§ Required task:
Copy all lines holding the word "Giappone" from the entries.

§ Extracted data:
>>>

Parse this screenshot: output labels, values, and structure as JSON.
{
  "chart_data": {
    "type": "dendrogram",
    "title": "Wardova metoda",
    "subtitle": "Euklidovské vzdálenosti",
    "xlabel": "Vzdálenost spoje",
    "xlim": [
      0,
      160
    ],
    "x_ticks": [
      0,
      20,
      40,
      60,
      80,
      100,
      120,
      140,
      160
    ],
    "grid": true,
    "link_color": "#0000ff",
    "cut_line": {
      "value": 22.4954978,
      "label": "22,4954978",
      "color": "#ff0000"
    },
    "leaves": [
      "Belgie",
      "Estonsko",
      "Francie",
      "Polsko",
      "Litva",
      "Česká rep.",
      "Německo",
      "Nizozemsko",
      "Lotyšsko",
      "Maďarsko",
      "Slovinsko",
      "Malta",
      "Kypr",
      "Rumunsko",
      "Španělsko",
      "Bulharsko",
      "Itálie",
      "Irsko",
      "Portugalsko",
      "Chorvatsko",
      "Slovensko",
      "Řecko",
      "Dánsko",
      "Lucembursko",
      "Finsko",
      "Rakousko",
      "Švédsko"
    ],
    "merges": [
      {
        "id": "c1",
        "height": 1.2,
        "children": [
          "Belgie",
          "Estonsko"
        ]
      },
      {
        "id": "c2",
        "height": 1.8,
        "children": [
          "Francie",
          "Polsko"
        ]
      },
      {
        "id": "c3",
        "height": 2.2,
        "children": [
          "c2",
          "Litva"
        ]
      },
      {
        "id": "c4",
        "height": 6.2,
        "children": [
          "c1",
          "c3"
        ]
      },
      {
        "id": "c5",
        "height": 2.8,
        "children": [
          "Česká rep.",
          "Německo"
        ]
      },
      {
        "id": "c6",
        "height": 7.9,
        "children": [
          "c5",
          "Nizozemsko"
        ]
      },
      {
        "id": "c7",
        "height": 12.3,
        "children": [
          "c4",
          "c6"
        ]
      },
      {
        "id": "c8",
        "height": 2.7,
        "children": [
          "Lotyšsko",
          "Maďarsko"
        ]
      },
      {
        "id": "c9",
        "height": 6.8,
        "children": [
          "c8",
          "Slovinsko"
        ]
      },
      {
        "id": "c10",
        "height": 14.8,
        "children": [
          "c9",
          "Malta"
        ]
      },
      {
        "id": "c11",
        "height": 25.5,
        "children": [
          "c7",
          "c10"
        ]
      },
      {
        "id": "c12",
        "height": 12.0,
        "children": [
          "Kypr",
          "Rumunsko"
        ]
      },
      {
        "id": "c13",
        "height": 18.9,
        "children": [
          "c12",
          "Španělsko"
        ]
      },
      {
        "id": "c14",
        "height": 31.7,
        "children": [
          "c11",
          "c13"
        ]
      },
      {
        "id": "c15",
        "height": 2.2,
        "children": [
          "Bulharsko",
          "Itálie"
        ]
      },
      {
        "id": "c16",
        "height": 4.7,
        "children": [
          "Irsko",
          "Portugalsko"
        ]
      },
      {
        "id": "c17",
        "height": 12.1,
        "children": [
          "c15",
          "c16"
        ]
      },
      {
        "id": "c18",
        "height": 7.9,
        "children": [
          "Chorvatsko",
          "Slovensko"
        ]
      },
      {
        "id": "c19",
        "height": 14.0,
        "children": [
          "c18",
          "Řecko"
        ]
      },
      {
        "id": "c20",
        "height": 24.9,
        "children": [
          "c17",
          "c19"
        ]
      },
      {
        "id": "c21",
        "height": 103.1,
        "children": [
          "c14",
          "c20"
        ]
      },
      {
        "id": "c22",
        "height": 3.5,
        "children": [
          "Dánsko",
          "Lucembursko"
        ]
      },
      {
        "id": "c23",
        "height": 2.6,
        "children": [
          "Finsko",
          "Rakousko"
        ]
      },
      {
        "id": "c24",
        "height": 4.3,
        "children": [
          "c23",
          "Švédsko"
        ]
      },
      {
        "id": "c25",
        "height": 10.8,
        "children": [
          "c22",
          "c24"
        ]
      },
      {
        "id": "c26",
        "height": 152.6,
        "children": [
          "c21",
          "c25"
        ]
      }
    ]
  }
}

<<<
>>>

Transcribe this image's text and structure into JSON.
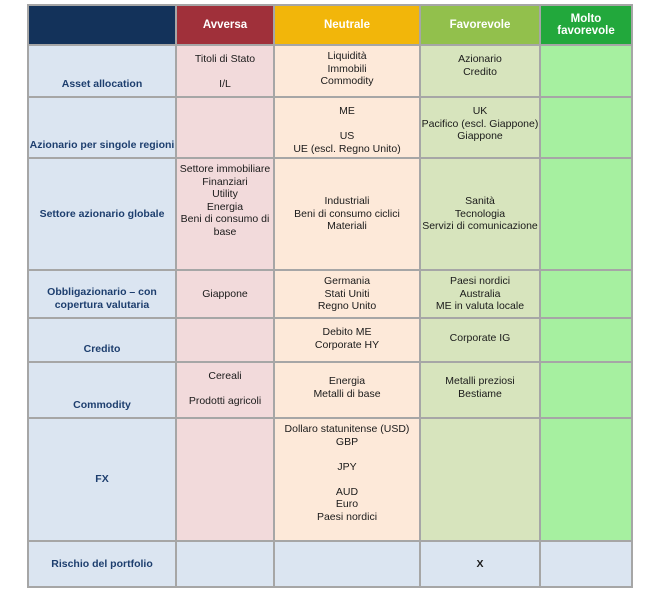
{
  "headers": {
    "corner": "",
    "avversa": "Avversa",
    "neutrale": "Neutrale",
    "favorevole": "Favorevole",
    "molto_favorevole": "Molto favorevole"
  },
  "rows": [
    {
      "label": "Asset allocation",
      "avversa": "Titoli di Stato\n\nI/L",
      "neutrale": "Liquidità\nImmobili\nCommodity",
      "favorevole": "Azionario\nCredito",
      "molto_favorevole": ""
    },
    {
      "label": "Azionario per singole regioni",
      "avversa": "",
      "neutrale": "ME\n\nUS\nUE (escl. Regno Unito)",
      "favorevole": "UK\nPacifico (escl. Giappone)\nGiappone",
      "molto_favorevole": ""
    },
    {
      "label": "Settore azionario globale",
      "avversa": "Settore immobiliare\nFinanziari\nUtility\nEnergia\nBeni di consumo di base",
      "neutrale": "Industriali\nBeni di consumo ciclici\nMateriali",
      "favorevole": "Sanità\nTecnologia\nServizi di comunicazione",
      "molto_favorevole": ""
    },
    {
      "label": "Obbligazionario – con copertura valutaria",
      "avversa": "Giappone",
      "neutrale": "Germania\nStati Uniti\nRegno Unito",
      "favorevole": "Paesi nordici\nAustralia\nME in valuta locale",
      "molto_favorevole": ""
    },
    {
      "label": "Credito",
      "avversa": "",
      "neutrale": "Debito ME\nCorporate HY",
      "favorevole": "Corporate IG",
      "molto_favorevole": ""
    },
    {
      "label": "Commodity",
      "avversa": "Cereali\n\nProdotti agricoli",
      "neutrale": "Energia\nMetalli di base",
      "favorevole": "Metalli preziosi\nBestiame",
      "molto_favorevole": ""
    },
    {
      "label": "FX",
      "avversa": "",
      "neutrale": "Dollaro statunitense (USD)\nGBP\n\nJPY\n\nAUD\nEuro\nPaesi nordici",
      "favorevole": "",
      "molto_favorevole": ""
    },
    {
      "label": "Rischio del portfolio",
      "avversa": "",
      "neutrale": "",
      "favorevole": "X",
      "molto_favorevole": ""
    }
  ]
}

<<<

§ Answer to this exercise:
      "favorevole": "UK\nPacifico (escl. Giappone)\nGiappone",
      "avversa": "Giappone",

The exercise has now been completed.